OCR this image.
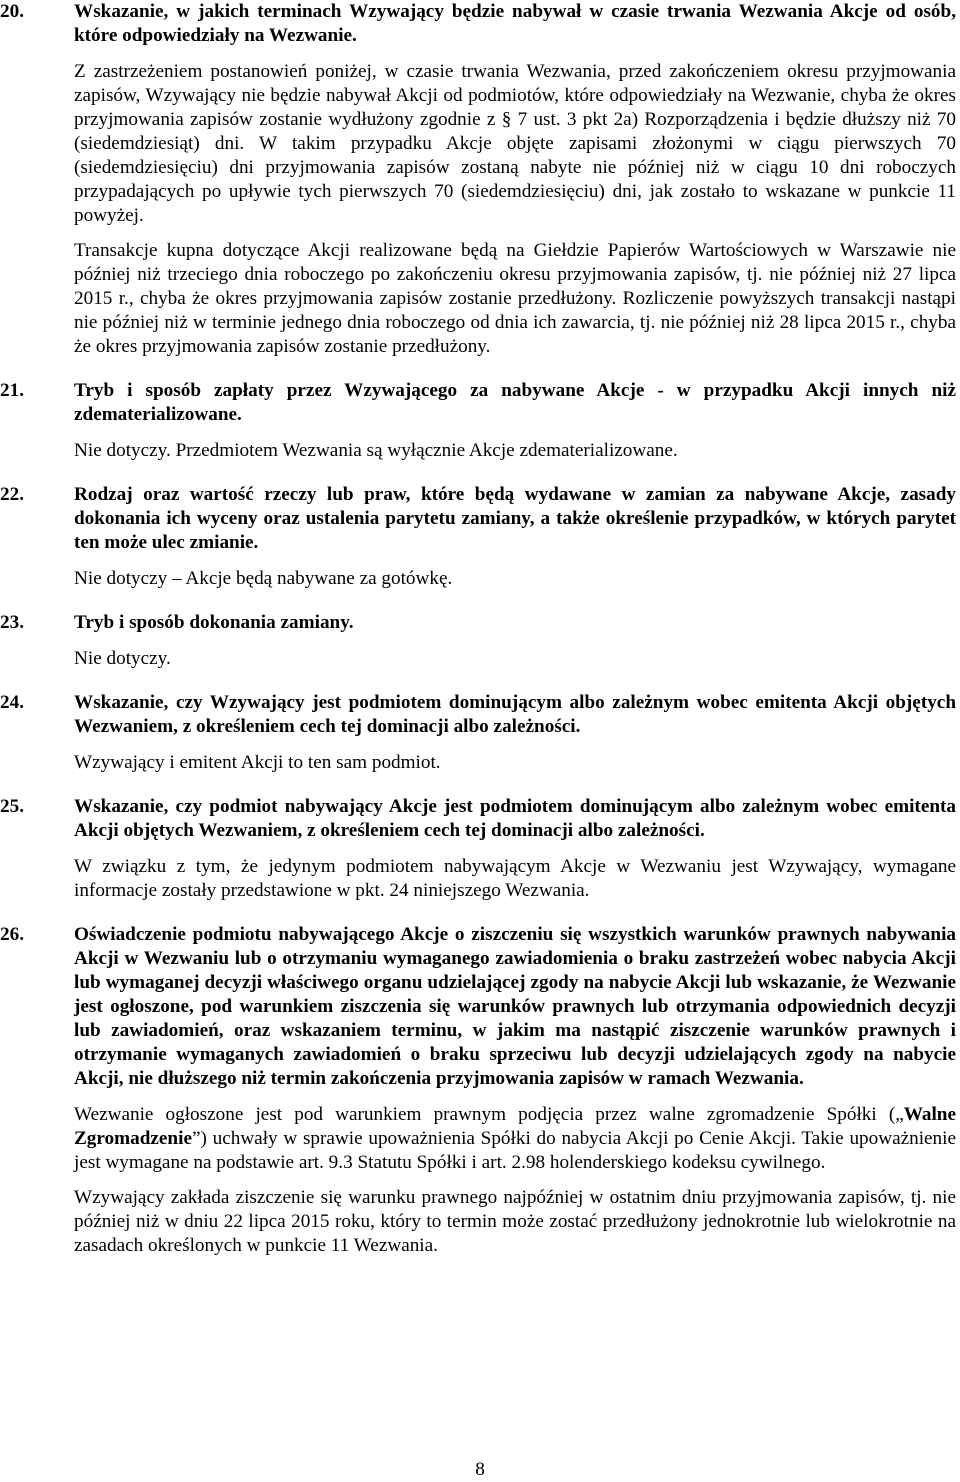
20.	Wskazanie, w jakich terminach Wzywający będzie nabywał w czasie trwania Wezwania Akcje od osób, które odpowiedziały na Wezwanie.

Z zastrzeżeniem postanowień poniżej, w czasie trwania Wezwania, przed zakończeniem okresu przyjmowania zapisów, Wzywający nie będzie nabywał Akcji od podmiotów, które odpowiedziały na Wezwanie, chyba że okres przyjmowania zapisów zostanie wydłużony zgodnie z § 7 ust. 3 pkt 2a) Rozporządzenia i będzie dłuższy niż 70 (siedemdziesiąt) dni. W takim przypadku Akcje objęte zapisami złożonymi w ciągu pierwszych 70 (siedemdziesięciu) dni przyjmowania zapisów zostaną nabyte nie później niż w ciągu 10 dni roboczych przypadających po upływie tych pierwszych 70 (siedemdziesięciu) dni, jak zostało to wskazane w punkcie 11 powyżej.

Transakcje kupna dotyczące Akcji realizowane będą na Giełdzie Papierów Wartościowych w Warszawie nie później niż trzeciego dnia roboczego po zakończeniu okresu przyjmowania zapisów, tj. nie później niż 27 lipca 2015 r., chyba że okres przyjmowania zapisów zostanie przedłużony. Rozliczenie powyższych transakcji nastąpi nie później niż w terminie jednego dnia roboczego od dnia ich zawarcia, tj. nie później niż 28 lipca 2015 r., chyba że okres przyjmowania zapisów zostanie przedłużony.

21.	Tryb i sposób zapłaty przez Wzywającego za nabywane Akcje - w przypadku Akcji innych niż zdematerializowane.

Nie dotyczy. Przedmiotem Wezwania są wyłącznie Akcje zdematerializowane.

22.	Rodzaj oraz wartość rzeczy lub praw, które będą wydawane w zamian za nabywane Akcje, zasady dokonania ich wyceny oraz ustalenia parytetu zamiany, a także określenie przypadków, w których parytet ten może ulec zmianie.

Nie dotyczy – Akcje będą nabywane za gotówkę.

23.	Tryb i sposób dokonania zamiany.

Nie dotyczy.

24.	Wskazanie, czy Wzywający jest podmiotem dominującym albo zależnym wobec emitenta Akcji objętych Wezwaniem, z określeniem cech tej dominacji albo zależności.

Wzywający i emitent Akcji to ten sam podmiot.

25.	Wskazanie, czy podmiot nabywający Akcje jest podmiotem dominującym albo zależnym wobec emitenta Akcji objętych Wezwaniem, z określeniem cech tej dominacji albo zależności.

W związku z tym, że jedynym podmiotem nabywającym Akcje w Wezwaniu jest Wzywający, wymagane informacje zostały przedstawione w pkt. 24 niniejszego Wezwania.

26.	Oświadczenie podmiotu nabywającego Akcje o ziszczeniu się wszystkich warunków prawnych nabywania Akcji w Wezwaniu lub o otrzymaniu wymaganego zawiadomienia o braku zastrzeżeń wobec nabycia Akcji lub wymaganej decyzji właściwego organu udzielającej zgody na nabycie Akcji lub wskazanie, że Wezwanie jest ogłoszone, pod warunkiem ziszczenia się warunków prawnych lub otrzymania odpowiednich decyzji lub zawiadomień, oraz wskazaniem terminu, w jakim ma nastąpić ziszczenie warunków prawnych i otrzymanie wymaganych zawiadomień o braku sprzeciwu lub decyzji udzielających zgody na nabycie Akcji, nie dłuższego niż termin zakończenia przyjmowania zapisów w ramach Wezwania.

Wezwanie ogłoszone jest pod warunkiem prawnym podjęcia przez walne zgromadzenie Spółki („Walne Zgromadzenie”) uchwały w sprawie upoważnienia Spółki do nabycia Akcji po Cenie Akcji. Takie upoważnienie jest wymagane na podstawie art. 9.3 Statutu Spółki i art. 2.98 holenderskiego kodeksu cywilnego.

Wzywający zakłada ziszczenie się warunku prawnego najpóźniej w ostatnim dniu przyjmowania zapisów, tj. nie później niż w dniu 22 lipca 2015 roku, który to termin może zostać przedłużony jednokrotnie lub wielokrotnie na zasadach określonych w punkcie 11 Wezwania.

8
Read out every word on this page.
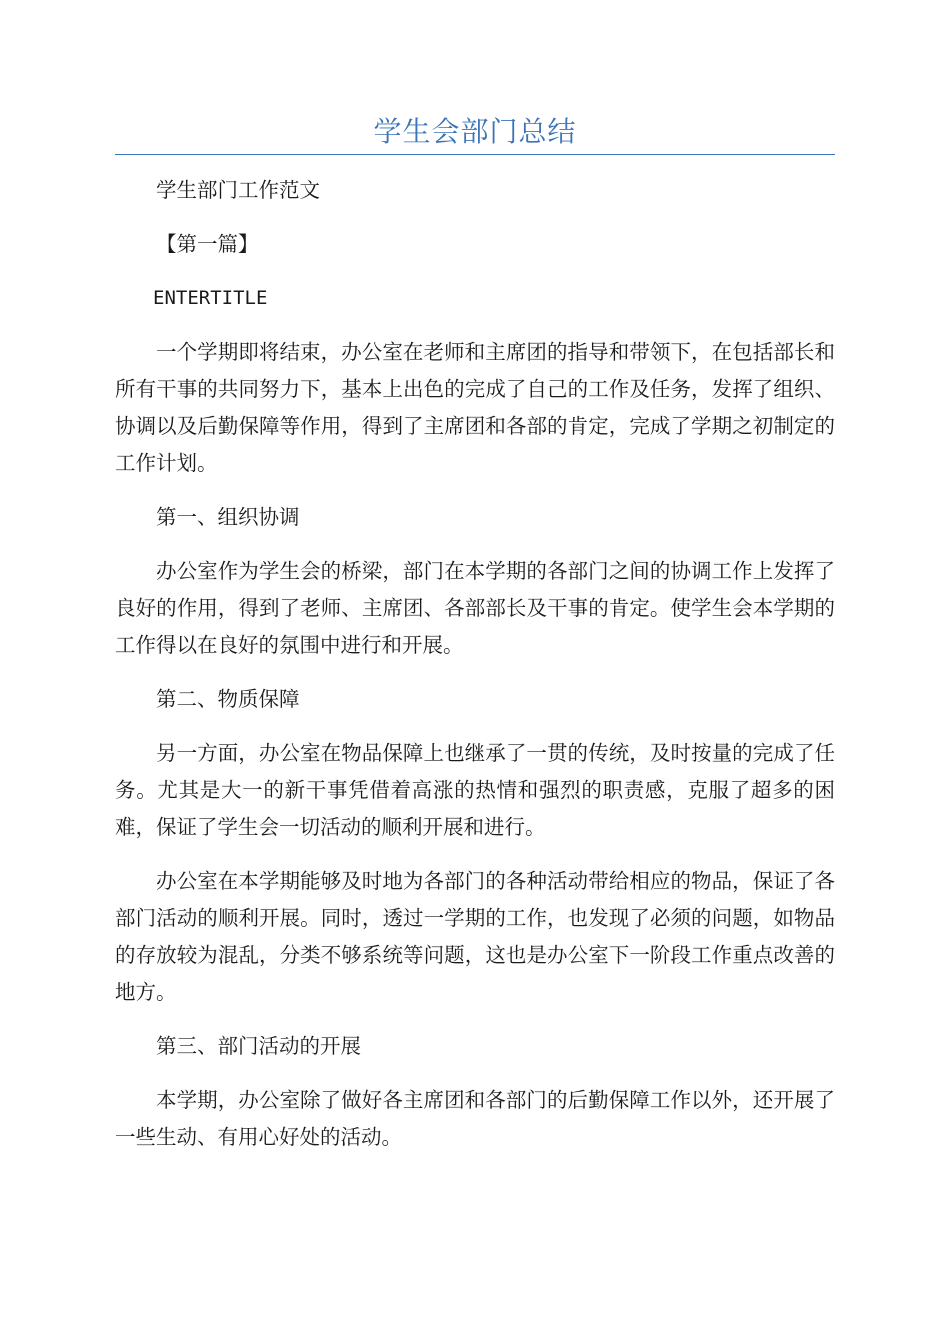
学生会部门总结

学生部门工作范文

【第一篇】

ENTERTITLE

一个学期即将结束，办公室在老师和主席团的指导和带领下，在包括部长和所有干事的共同努力下，基本上出色的完成了自己的工作及任务，发挥了组织、协调以及后勤保障等作用，得到了主席团和各部的肯定，完成了学期之初制定的工作计划。

第一、组织协调

办公室作为学生会的桥梁，部门在本学期的各部门之间的协调工作上发挥了良好的作用，得到了老师、主席团、各部部长及干事的肯定。使学生会本学期的工作得以在良好的氛围中进行和开展。

第二、物质保障

另一方面，办公室在物品保障上也继承了一贯的传统，及时按量的完成了任务。尤其是大一的新干事凭借着高涨的热情和强烈的职责感，克服了超多的困难，保证了学生会一切活动的顺利开展和进行。

办公室在本学期能够及时地为各部门的各种活动带给相应的物品，保证了各部门活动的顺利开展。同时，透过一学期的工作，也发现了必须的问题，如物品的存放较为混乱，分类不够系统等问题，这也是办公室下一阶段工作重点改善的地方。

第三、部门活动的开展

本学期，办公室除了做好各主席团和各部门的后勤保障工作以外，还开展了一些生动、有用心好处的活动。
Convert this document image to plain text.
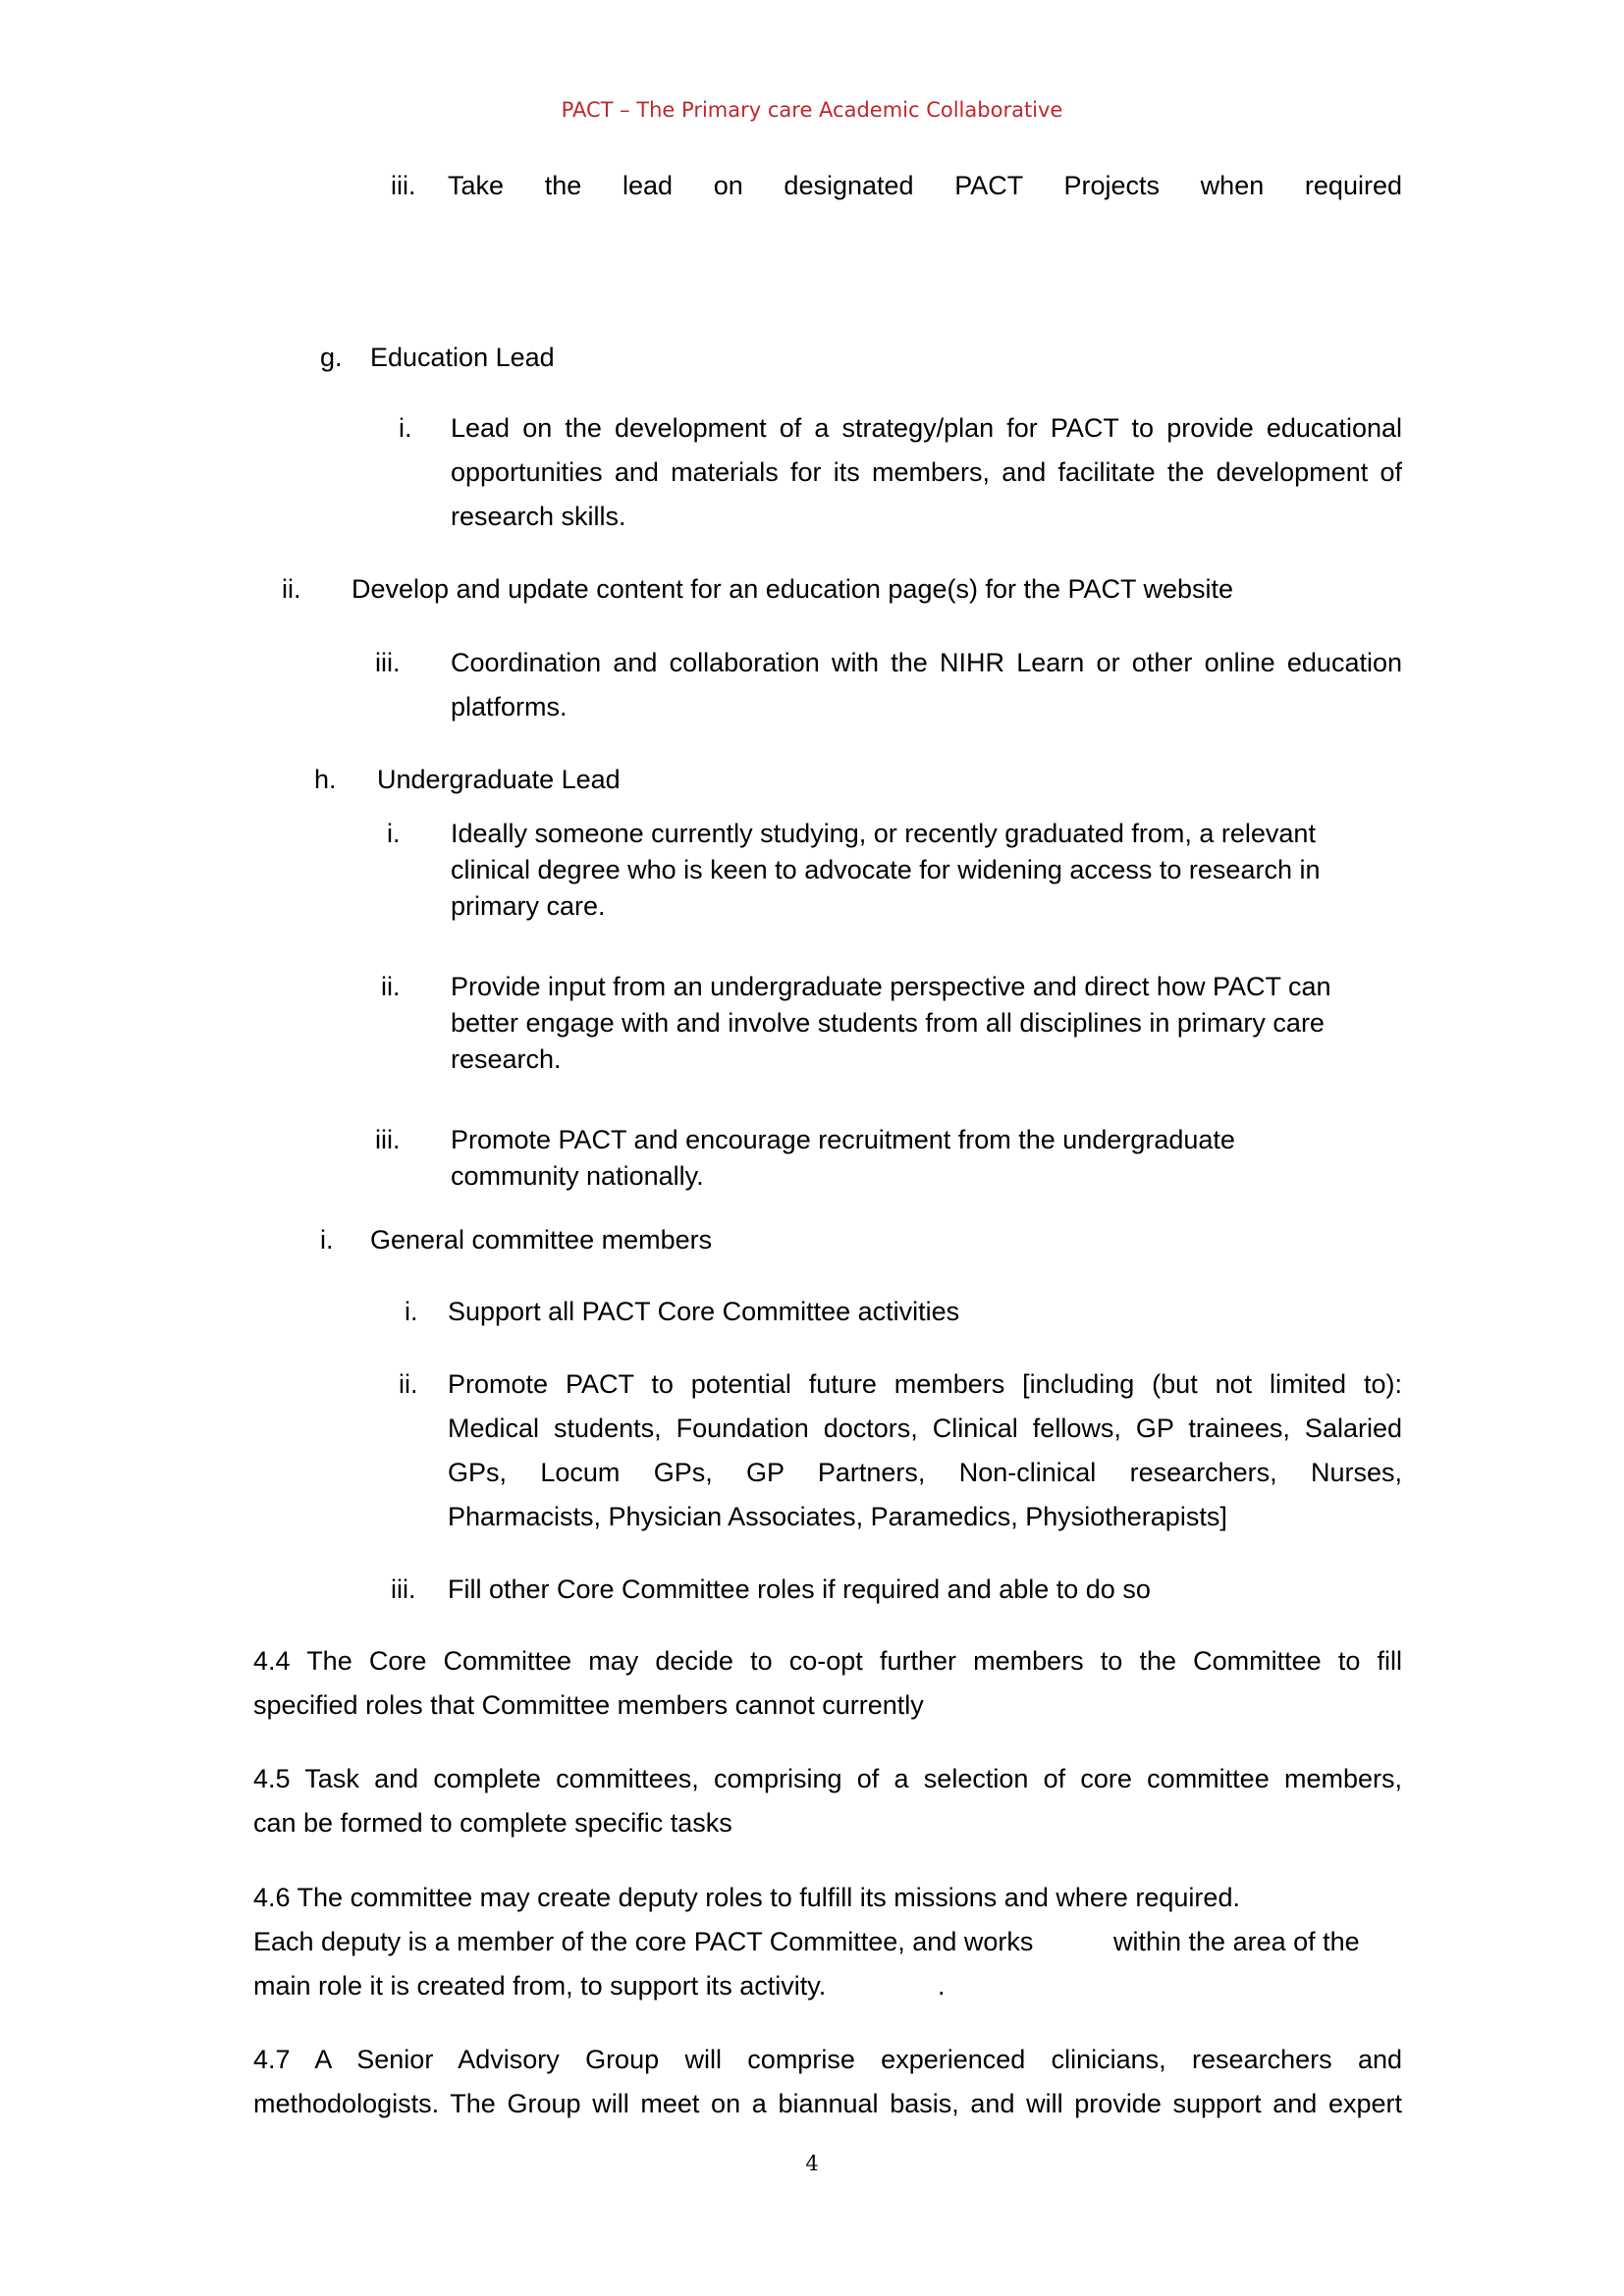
PACT – The Primary care Academic Collaborative
iii. Take the lead on designated PACT Projects when required
g. Education Lead
i. Lead on the development of a strategy/plan for PACT to provide educational
opportunities and materials for its members, and facilitate the development of
research skills.
ii. Develop and update content for an education page(s) for the PACT website
iii. Coordination and collaboration with the NIHR Learn or other online education
platforms.
h. Undergraduate Lead
i. Ideally someone currently studying, or recently graduated from, a relevant
clinical degree who is keen to advocate for widening access to research in
primary care.
ii. Provide input from an undergraduate perspective and direct how PACT can
better engage with and involve students from all disciplines in primary care
research.
iii. Promote PACT and encourage recruitment from the undergraduate
community nationally.
i. General committee members
i. Support all PACT Core Committee activities
ii. Promote PACT to potential future members [including (but not limited to):
Medical students, Foundation doctors, Clinical fellows, GP trainees, Salaried
GPs, Locum GPs, GP Partners, Non-clinical researchers, Nurses,
Pharmacists, Physician Associates, Paramedics, Physiotherapists]
iii. Fill other Core Committee roles if required and able to do so
4.4 The Core Committee may decide to co-opt further members to the Committee to fill
specified roles that Committee members cannot currently
4.5 Task and complete committees, comprising of a selection of core committee members,
can be formed to complete specific tasks
4.6 The committee may create deputy roles to fulfill its missions and where required.
Each deputy is a member of the core PACT Committee, and works	within the area of the
main role it is created from, to support its activity.	.
4.7 A Senior Advisory Group will comprise experienced clinicians, researchers and
methodologists. The Group will meet on a biannual basis, and will provide support and expert
4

### Exercise goal:
How many lines in the data contain the string "dotyczy"? Respond with the number only.

### Task answer:
3